* [Exercise] Look through the material below. Copy each line that contains the string "title".

* [Extracted material]

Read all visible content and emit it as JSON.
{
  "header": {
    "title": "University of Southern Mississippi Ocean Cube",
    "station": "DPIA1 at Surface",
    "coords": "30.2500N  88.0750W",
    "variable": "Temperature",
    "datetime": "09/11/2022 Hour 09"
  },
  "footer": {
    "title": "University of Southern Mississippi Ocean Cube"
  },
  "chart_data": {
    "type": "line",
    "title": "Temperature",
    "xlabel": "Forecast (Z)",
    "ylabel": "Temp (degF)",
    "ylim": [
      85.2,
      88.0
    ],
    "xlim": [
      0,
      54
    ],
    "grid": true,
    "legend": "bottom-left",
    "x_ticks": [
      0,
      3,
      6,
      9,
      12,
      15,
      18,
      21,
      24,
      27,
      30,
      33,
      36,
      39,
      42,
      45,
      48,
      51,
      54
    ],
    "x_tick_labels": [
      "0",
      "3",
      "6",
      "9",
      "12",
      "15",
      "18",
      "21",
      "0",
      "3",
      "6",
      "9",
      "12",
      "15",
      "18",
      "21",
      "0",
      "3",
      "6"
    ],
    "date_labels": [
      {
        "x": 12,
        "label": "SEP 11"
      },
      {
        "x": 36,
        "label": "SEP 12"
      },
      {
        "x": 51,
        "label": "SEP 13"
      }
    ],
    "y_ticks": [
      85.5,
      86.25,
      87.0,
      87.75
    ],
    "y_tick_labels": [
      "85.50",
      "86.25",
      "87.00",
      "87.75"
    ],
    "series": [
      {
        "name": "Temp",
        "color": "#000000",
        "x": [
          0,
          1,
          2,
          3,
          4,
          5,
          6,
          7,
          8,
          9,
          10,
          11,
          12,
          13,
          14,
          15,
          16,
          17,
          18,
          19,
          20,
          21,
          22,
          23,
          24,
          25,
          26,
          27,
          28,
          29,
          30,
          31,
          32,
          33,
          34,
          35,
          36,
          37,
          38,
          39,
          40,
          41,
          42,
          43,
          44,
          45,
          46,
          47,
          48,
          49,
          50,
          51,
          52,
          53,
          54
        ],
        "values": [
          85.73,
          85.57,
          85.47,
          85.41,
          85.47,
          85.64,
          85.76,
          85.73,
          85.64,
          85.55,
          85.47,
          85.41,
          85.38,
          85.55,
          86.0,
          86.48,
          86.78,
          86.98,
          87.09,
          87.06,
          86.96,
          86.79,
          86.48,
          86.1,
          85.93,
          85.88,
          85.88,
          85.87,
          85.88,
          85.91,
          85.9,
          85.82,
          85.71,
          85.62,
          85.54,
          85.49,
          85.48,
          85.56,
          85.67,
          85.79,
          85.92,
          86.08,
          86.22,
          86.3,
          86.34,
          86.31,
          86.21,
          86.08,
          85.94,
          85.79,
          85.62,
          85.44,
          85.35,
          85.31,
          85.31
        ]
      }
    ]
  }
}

* [Response below]
    "title": "University of Southern Mississippi Ocean Cube",
    "title": "University of Southern Mississippi Ocean Cube"
    "title": "Temperature",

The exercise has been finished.